__Written request__.
Extract every line of the material that holds the string "gruppo".

__Source records__.
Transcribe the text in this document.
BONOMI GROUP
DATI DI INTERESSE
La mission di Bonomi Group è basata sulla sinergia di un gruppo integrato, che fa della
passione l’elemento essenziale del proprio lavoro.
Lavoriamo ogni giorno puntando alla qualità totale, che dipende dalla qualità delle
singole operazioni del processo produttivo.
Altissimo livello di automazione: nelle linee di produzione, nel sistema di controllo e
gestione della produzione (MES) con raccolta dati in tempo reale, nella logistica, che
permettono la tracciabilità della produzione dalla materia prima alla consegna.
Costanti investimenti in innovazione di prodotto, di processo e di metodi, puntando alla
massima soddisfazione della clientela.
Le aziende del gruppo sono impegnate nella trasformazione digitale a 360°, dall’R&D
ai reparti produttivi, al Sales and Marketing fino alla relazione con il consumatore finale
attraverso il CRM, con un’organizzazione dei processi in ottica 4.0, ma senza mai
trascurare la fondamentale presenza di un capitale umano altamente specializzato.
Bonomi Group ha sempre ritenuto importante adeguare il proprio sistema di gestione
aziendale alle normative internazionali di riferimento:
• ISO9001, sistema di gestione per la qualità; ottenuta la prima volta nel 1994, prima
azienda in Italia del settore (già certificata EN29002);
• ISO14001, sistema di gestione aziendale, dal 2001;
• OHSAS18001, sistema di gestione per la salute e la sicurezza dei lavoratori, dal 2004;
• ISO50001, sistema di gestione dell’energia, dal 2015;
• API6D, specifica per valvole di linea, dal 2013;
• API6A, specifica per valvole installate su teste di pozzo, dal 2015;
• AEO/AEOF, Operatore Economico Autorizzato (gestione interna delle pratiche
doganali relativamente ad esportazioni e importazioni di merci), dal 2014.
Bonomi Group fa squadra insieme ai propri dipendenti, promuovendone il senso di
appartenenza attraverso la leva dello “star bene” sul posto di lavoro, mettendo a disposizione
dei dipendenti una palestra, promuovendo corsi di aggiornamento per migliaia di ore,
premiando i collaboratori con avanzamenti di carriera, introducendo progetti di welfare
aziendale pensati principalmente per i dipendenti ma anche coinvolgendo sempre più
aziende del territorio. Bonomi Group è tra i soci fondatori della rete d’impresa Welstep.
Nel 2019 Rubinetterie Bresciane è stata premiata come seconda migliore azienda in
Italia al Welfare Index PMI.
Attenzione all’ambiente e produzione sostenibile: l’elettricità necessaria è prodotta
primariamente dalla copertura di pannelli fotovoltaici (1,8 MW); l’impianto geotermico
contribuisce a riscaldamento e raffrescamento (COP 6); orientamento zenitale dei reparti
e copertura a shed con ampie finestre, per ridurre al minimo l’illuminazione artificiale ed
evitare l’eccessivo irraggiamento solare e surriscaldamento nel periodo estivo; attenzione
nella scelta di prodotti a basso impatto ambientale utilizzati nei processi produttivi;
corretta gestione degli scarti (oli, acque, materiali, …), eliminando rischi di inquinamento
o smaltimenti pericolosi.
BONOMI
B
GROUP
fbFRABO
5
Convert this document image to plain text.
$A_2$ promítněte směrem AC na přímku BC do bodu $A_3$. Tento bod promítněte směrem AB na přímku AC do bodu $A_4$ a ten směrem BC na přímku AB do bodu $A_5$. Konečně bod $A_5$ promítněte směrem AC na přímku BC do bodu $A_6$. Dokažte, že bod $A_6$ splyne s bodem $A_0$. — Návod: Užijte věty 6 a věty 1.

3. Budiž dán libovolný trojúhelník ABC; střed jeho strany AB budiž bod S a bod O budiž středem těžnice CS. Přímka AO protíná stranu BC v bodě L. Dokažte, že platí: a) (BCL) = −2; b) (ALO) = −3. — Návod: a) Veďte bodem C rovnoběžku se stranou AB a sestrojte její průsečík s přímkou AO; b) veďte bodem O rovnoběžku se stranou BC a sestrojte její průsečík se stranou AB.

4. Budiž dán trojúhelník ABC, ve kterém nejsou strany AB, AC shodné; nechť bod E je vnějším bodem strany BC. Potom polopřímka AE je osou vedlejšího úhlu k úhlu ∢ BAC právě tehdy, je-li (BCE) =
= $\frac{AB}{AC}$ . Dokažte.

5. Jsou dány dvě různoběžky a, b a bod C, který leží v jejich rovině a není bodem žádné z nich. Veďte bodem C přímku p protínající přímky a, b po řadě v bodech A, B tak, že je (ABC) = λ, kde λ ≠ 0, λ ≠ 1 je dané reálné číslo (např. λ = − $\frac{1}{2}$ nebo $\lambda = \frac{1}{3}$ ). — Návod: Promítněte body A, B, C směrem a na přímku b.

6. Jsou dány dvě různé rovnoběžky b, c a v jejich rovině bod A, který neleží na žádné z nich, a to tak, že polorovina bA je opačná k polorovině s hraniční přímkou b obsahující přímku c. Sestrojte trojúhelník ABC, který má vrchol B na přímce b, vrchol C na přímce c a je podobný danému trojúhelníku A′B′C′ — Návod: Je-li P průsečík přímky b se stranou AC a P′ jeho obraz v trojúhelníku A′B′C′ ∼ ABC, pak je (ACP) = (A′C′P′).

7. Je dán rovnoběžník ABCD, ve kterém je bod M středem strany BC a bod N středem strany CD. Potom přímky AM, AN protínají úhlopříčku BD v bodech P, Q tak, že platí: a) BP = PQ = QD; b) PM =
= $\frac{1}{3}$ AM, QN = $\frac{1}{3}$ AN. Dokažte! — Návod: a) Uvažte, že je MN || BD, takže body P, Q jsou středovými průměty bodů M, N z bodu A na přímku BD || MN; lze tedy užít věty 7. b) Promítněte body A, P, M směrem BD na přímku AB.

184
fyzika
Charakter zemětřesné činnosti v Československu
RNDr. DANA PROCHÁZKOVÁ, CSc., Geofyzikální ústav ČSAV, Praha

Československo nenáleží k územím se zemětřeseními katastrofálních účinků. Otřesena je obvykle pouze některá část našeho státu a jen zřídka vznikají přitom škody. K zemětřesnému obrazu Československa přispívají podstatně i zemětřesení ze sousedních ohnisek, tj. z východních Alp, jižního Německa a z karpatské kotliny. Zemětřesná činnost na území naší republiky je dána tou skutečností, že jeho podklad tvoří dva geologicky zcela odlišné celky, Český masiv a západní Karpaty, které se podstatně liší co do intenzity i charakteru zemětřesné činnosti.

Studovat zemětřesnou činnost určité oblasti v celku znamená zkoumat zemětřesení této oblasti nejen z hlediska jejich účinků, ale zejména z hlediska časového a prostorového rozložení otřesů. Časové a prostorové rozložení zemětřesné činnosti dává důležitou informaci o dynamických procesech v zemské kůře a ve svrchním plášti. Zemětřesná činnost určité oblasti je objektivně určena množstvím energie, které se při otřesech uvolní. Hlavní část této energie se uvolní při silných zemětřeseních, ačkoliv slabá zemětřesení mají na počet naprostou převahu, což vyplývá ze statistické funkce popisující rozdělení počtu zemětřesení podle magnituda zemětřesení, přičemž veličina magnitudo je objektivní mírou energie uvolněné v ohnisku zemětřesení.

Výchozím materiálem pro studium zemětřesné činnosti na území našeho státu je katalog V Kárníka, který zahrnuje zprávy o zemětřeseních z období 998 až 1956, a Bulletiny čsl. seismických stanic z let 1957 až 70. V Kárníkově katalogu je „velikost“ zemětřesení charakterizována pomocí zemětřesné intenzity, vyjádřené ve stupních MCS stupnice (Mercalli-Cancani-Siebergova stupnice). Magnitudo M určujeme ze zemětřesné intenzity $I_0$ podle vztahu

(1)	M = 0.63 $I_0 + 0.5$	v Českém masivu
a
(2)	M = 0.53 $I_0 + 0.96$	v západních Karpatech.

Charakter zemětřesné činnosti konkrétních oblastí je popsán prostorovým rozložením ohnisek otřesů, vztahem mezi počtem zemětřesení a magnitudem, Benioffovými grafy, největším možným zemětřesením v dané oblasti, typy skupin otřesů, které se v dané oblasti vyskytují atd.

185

__Result__.
La mission di Bonomi Group è basata sulla sinergia di un gruppo integrato, che fa della
Le aziende del gruppo sono impegnate nella trasformazione digitale a 360°, dall’R&D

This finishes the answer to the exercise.